## start Data
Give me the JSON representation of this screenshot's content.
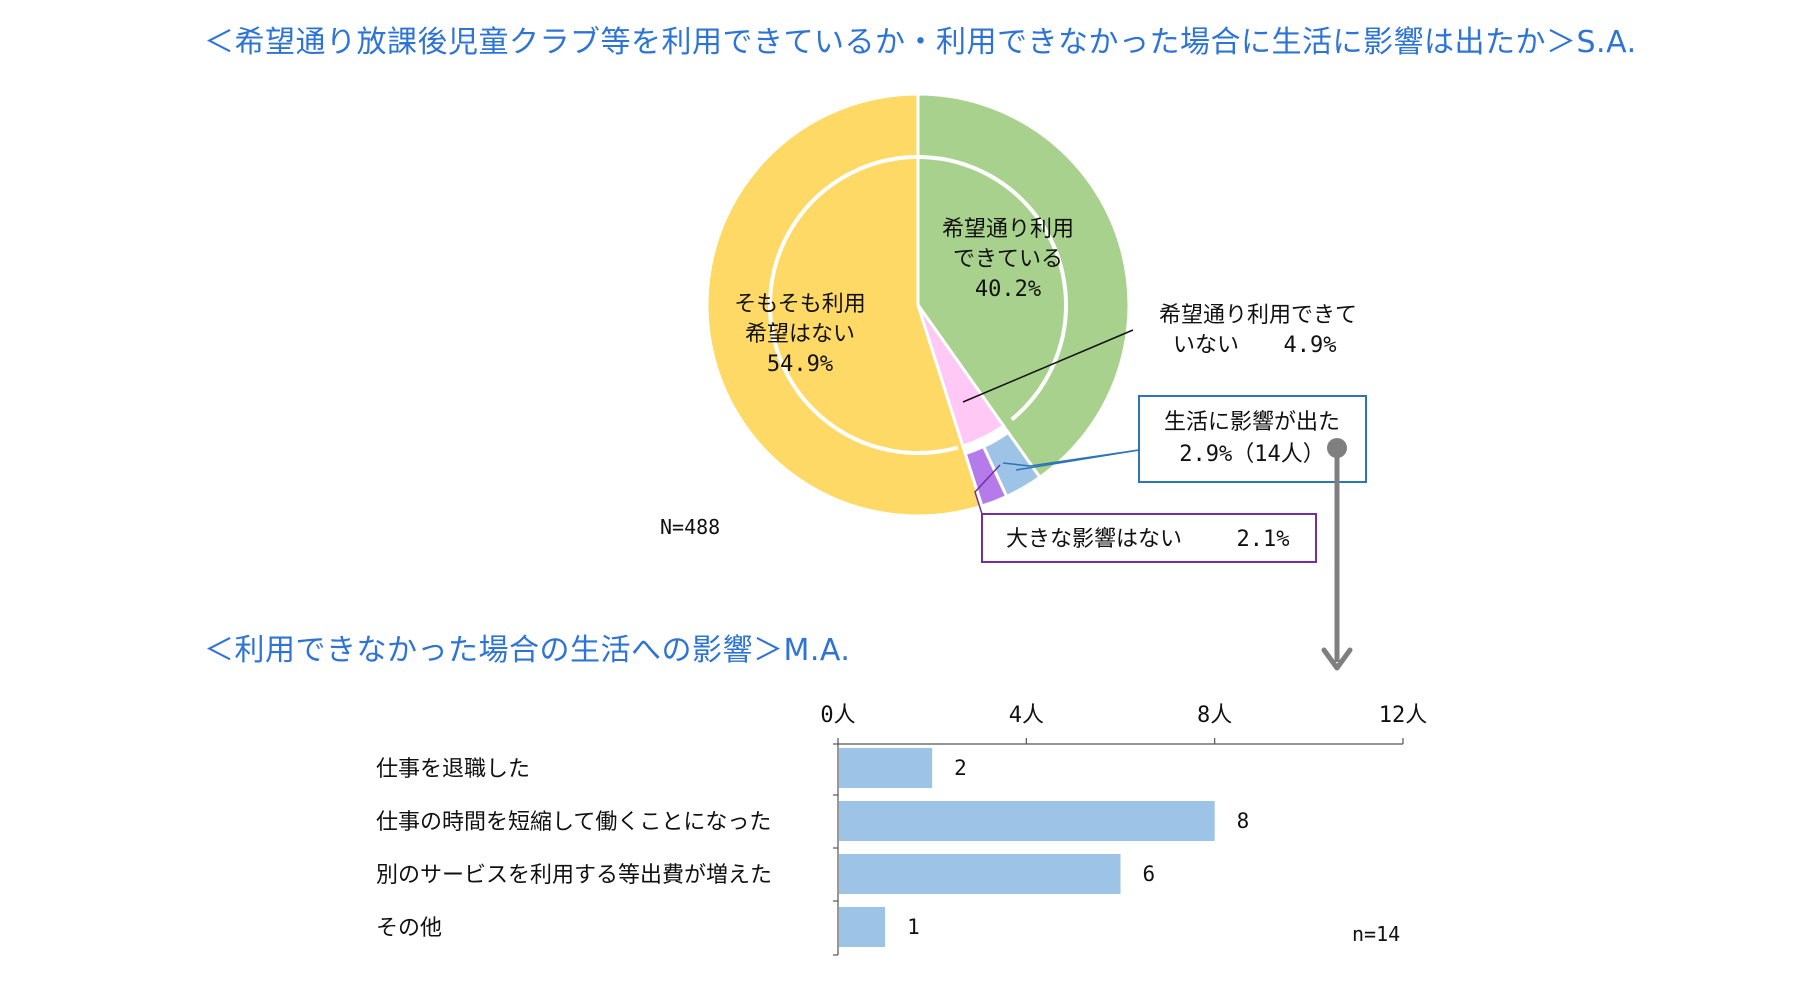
{
  "titles": {
    "main": "＜希望通り放課後児童クラブ等を利用できているか・利用できなかった場合に生活に影響は出たか＞S.A.",
    "bar": "＜利用できなかった場合の生活への影響＞M.A."
  },
  "chart_data": [
    {
      "type": "pie",
      "total_label": "N=488",
      "slices": [
        {
          "lines": [
            "希望通り利用",
            "できている"
          ],
          "value_text": "40.2%",
          "value": 40.2,
          "color": "#a9d18e"
        },
        {
          "lines": [
            "希望通り利用できて",
            "いない"
          ],
          "value_text": "4.9%",
          "value": 4.9,
          "color": "#ffc8f5",
          "sub_slices": [
            {
              "lines": [
                "生活に影響が出た"
              ],
              "value_text": "2.9%（14人）",
              "value": 2.9,
              "color": "#9dc3e6",
              "border": "#2e75b6"
            },
            {
              "lines": [
                "大きな影響はない"
              ],
              "value_text": "2.1%",
              "value": 2.1,
              "color": "#b57bea",
              "border": "#7030a0"
            }
          ]
        },
        {
          "lines": [
            "そもそも利用",
            "希望はない"
          ],
          "value_text": "54.9%",
          "value": 54.9,
          "color": "#ffd966"
        }
      ]
    },
    {
      "type": "bar",
      "orientation": "horizontal",
      "categories": [
        "仕事を退職した",
        "仕事の時間を短縮して働くことになった",
        "別のサービスを利用する等出費が増えた",
        "その他"
      ],
      "values": [
        2,
        8,
        6,
        1
      ],
      "value_labels": [
        "2",
        "8",
        "6",
        "1"
      ],
      "xlim": [
        0,
        12
      ],
      "xticks": [
        0,
        4,
        8,
        12
      ],
      "xtick_labels": [
        "0人",
        "4人",
        "8人",
        "12人"
      ],
      "n_label": "n=14",
      "color": "#9dc3e6"
    }
  ]
}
## end Data
## [Stated goal]
Every line of the material is to be quoted exactly, with no pictures carried over.

## [Written answer]
Give me the JSON representation of this screenshot's content.
{
  "titles": {
    "main": "＜希望通り放課後児童クラブ等を利用できているか・利用できなかった場合に生活に影響は出たか＞S.A.",
    "bar": "＜利用できなかった場合の生活への影響＞M.A."
  },
  "chart_data": [
    {
      "type": "pie",
      "total_label": "N=488",
      "slices": [
        {
          "lines": [
            "希望通り利用",
            "できている"
          ],
          "value_text": "40.2%",
          "value": 40.2,
          "color": "#a9d18e"
        },
        {
          "lines": [
            "希望通り利用できて",
            "いない"
          ],
          "value_text": "4.9%",
          "value": 4.9,
          "color": "#ffc8f5",
          "sub_slices": [
            {
              "lines": [
                "生活に影響が出た"
              ],
              "value_text": "2.9%（14人）",
              "value": 2.9,
              "color": "#9dc3e6",
              "border": "#2e75b6"
            },
            {
              "lines": [
                "大きな影響はない"
              ],
              "value_text": "2.1%",
              "value": 2.1,
              "color": "#b57bea",
              "border": "#7030a0"
            }
          ]
        },
        {
          "lines": [
            "そもそも利用",
            "希望はない"
          ],
          "value_text": "54.9%",
          "value": 54.9,
          "color": "#ffd966"
        }
      ]
    },
    {
      "type": "bar",
      "orientation": "horizontal",
      "categories": [
        "仕事を退職した",
        "仕事の時間を短縮して働くことになった",
        "別のサービスを利用する等出費が増えた",
        "その他"
      ],
      "values": [
        2,
        8,
        6,
        1
      ],
      "value_labels": [
        "2",
        "8",
        "6",
        "1"
      ],
      "xlim": [
        0,
        12
      ],
      "xticks": [
        0,
        4,
        8,
        12
      ],
      "xtick_labels": [
        "0人",
        "4人",
        "8人",
        "12人"
      ],
      "n_label": "n=14",
      "color": "#9dc3e6"
    }
  ]
}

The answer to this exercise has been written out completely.